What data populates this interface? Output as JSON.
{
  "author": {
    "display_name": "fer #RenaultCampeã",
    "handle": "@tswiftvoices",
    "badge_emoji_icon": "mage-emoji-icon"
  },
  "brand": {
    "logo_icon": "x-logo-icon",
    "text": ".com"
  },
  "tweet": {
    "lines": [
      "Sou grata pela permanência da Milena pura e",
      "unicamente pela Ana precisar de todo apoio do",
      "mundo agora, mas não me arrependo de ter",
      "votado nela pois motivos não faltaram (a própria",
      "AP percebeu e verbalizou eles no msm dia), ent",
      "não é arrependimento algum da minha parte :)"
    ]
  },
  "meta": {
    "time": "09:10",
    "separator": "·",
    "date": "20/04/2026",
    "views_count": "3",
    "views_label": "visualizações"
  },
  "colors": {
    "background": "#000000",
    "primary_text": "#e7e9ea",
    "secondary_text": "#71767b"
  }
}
-*-
Quote the entire listing above exactly.

What data populates this interface? Output as JSON.
{
  "author": {
    "display_name": "fer #RenaultCampeã",
    "handle": "@tswiftvoices",
    "badge_emoji_icon": "mage-emoji-icon"
  },
  "brand": {
    "logo_icon": "x-logo-icon",
    "text": ".com"
  },
  "tweet": {
    "lines": [
      "Sou grata pela permanência da Milena pura e",
      "unicamente pela Ana precisar de todo apoio do",
      "mundo agora, mas não me arrependo de ter",
      "votado nela pois motivos não faltaram (a própria",
      "AP percebeu e verbalizou eles no msm dia), ent",
      "não é arrependimento algum da minha parte :)"
    ]
  },
  "meta": {
    "time": "09:10",
    "separator": "·",
    "date": "20/04/2026",
    "views_count": "3",
    "views_label": "visualizações"
  },
  "colors": {
    "background": "#000000",
    "primary_text": "#e7e9ea",
    "secondary_text": "#71767b"
  }
}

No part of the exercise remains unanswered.